— Begin Supplied records —

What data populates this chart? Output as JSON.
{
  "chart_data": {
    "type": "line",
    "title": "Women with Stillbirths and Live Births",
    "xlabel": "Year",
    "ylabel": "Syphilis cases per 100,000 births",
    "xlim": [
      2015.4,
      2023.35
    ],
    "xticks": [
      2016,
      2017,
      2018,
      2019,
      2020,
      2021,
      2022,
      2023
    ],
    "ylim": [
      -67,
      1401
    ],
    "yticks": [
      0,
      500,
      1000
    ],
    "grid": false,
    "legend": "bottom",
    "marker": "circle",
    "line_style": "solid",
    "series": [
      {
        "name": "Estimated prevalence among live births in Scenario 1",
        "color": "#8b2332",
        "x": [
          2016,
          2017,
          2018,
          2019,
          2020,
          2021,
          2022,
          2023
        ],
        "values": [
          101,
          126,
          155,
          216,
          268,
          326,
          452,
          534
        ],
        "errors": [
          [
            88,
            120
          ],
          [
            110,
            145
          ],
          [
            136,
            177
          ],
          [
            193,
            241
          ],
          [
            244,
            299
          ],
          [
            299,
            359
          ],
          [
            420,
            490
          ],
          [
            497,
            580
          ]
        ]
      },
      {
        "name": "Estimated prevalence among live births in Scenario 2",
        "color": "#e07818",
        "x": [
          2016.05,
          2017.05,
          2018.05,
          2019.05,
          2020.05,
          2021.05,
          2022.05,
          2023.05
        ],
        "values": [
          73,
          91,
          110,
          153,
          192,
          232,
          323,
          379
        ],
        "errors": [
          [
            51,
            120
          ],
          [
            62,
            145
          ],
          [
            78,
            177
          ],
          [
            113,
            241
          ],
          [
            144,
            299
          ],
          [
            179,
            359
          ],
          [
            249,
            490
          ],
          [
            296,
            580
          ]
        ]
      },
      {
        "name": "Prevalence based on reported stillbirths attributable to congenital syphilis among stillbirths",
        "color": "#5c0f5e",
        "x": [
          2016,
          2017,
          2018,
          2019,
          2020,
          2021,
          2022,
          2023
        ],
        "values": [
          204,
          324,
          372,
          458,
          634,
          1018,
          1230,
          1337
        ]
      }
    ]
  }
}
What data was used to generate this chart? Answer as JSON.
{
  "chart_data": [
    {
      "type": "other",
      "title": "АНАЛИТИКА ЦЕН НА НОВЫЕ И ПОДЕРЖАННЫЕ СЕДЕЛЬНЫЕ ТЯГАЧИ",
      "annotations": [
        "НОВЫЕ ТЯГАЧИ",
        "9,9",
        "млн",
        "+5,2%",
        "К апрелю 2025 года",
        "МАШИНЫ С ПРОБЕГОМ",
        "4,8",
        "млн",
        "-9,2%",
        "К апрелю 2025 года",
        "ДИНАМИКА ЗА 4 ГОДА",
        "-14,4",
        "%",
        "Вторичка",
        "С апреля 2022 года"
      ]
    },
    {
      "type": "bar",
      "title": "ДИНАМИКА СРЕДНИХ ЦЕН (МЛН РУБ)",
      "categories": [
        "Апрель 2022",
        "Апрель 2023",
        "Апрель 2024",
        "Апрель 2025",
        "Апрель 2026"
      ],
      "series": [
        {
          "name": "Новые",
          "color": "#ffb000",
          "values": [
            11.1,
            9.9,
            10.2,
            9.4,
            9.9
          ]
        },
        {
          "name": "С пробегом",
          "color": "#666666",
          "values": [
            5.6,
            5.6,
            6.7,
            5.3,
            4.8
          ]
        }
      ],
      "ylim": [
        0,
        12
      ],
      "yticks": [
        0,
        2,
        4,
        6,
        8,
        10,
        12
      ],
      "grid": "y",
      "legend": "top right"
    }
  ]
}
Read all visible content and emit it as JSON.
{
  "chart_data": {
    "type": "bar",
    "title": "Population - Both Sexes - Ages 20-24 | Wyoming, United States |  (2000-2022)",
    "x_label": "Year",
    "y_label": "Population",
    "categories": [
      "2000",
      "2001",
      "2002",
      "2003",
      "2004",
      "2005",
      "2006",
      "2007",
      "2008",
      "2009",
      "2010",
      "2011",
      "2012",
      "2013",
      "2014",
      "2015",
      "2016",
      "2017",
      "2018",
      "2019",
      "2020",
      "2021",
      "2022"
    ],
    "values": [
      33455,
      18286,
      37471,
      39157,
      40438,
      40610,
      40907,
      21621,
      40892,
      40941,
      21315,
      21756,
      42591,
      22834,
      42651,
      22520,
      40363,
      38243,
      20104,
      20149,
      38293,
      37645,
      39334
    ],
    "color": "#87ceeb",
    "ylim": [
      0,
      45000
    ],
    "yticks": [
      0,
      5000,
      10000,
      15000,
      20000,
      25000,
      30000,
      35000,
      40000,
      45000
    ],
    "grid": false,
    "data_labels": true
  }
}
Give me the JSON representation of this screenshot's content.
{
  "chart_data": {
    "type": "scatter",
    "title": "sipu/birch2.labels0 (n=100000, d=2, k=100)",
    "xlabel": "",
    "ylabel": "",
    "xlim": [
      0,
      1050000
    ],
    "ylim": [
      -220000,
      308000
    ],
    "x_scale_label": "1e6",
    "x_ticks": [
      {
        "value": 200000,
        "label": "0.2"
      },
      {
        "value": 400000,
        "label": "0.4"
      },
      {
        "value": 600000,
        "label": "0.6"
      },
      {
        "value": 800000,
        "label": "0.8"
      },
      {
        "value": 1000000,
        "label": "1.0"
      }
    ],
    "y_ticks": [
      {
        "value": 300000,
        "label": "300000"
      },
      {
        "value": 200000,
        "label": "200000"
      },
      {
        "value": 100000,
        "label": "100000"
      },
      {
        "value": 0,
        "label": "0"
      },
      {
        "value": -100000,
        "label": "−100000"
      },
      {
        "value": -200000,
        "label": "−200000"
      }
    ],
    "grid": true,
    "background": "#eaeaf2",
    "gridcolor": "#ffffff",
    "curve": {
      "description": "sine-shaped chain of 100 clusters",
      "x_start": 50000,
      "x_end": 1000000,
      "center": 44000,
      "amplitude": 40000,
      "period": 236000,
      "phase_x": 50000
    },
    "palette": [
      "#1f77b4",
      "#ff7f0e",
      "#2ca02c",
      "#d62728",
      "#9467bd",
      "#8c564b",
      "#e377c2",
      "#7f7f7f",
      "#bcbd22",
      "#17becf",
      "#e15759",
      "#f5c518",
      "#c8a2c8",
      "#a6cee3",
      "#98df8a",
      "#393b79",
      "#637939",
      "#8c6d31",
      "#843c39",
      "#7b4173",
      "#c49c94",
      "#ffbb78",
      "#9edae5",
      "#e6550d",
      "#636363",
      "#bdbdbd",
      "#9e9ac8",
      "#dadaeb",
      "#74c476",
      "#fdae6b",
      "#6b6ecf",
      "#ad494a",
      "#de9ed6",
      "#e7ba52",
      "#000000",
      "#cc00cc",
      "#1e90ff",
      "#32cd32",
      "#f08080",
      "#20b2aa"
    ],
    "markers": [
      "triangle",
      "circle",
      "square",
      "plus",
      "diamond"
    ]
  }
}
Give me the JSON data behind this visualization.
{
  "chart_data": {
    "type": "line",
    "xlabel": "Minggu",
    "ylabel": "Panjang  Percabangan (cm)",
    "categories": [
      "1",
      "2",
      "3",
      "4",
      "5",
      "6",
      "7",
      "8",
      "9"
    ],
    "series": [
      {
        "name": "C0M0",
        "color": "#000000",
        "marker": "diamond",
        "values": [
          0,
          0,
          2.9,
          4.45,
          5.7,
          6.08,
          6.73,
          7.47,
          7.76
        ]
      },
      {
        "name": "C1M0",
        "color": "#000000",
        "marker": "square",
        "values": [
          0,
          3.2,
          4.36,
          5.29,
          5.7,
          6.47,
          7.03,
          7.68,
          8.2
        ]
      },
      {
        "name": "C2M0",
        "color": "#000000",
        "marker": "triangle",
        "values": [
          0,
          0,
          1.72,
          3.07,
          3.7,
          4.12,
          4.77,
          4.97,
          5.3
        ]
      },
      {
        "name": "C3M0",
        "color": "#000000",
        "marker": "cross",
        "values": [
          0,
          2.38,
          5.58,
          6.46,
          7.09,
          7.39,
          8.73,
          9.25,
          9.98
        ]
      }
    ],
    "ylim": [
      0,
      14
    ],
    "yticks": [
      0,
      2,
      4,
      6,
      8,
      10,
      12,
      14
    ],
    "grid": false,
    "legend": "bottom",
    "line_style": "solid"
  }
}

— End Supplied records —

◆ **Task to complete**
Go through the entries above and pull out each line with "What" in it.

◆ **Task answer**
What data populates this chart? Output as JSON.
What data was used to generate this chart? Answer as JSON.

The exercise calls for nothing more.